Stored records:

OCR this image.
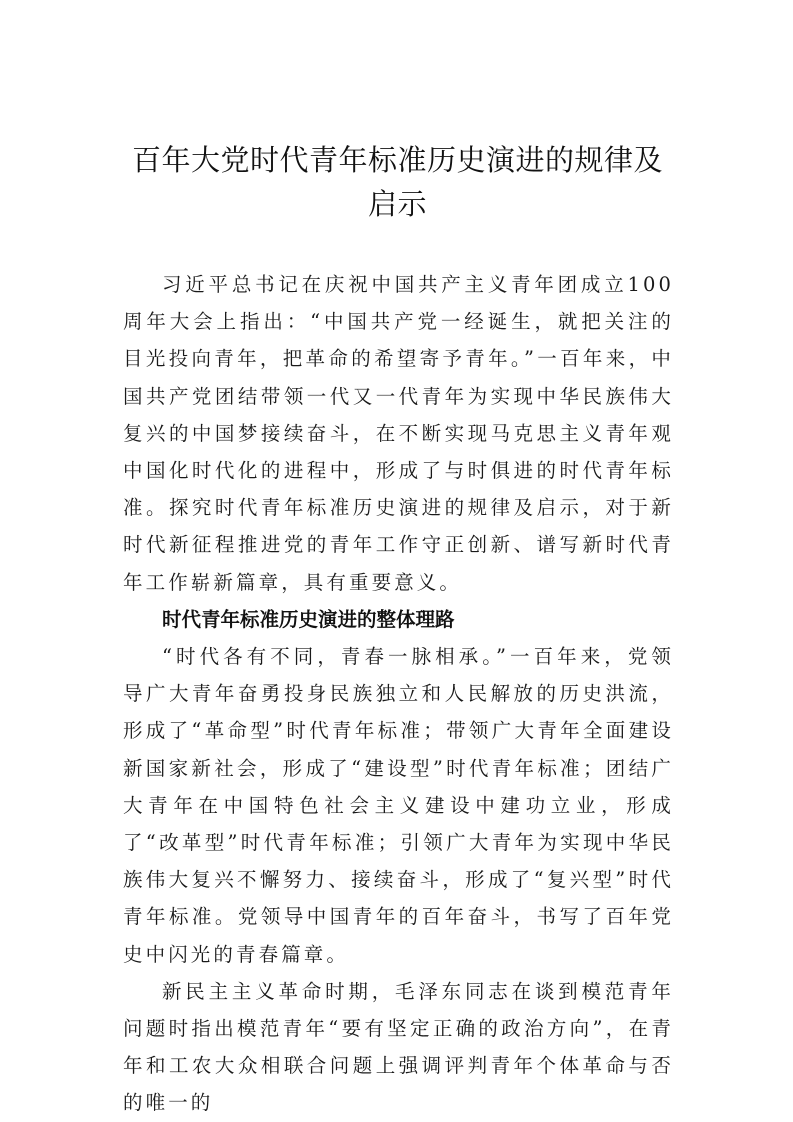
百年大党时代青年标准历史演进的规律及启示

习近平总书记在庆祝中国共产主义青年团成立100周年大会上指出：“中国共产党一经诞生，就把关注的目光投向青年，把革命的希望寄予青年。”一百年来，中国共产党团结带领一代又一代青年为实现中华民族伟大复兴的中国梦接续奋斗，在不断实现马克思主义青年观中国化时代化的进程中，形成了与时俱进的时代青年标准。探究时代青年标准历史演进的规律及启示，对于新时代新征程推进党的青年工作守正创新、谱写新时代青年工作崭新篇章，具有重要意义。

时代青年标准历史演进的整体理路

“时代各有不同，青春一脉相承。”一百年来，党领导广大青年奋勇投身民族独立和人民解放的历史洪流，形成了“革命型”时代青年标准；带领广大青年全面建设新国家新社会，形成了“建设型”时代青年标准；团结广大青年在中国特色社会主义建设中建功立业，形成了“改革型”时代青年标准；引领广大青年为实现中华民族伟大复兴不懈努力、接续奋斗，形成了“复兴型”时代青年标准。党领导中国青年的百年奋斗，书写了百年党史中闪光的青春篇章。

新民主主义革命时期，毛泽东同志在谈到模范青年问题时指出模范青年“要有坚定正确的政治方向”，在青年和工农大众相联合问题上强调评判青年个体革命与否的唯一的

What is required:
Gather, from the listing above, every line carrying the word "一百年来".

Written solution:
习近平总书记在庆祝中国共产主义青年团成立100周年大会上指出：“中国共产党一经诞生，就把关注的目光投向青年，把革命的希望寄予青年。”一百年来，中国共产党团结带领一代又一代青年为实现中华民族伟大复兴的中国梦接续奋斗，在不断实现马克思主义青年观中国化时代化的进程中，形成了与时俱进的时代青年标准。探究时代青年标准历史演进的规律及启示，对于新时代新征程推进党的青年工作守正创新、谱写新时代青年工作崭新篇章，具有重要意义。
“时代各有不同，青春一脉相承。”一百年来，党领导广大青年奋勇投身民族独立和人民解放的历史洪流，形成了“革命型”时代青年标准；带领广大青年全面建设新国家新社会，形成了“建设型”时代青年标准；团结广大青年在中国特色社会主义建设中建功立业，形成了“改革型”时代青年标准；引领广大青年为实现中华民族伟大复兴不懈努力、接续奋斗，形成了“复兴型”时代青年标准。党领导中国青年的百年奋斗，书写了百年党史中闪光的青春篇章。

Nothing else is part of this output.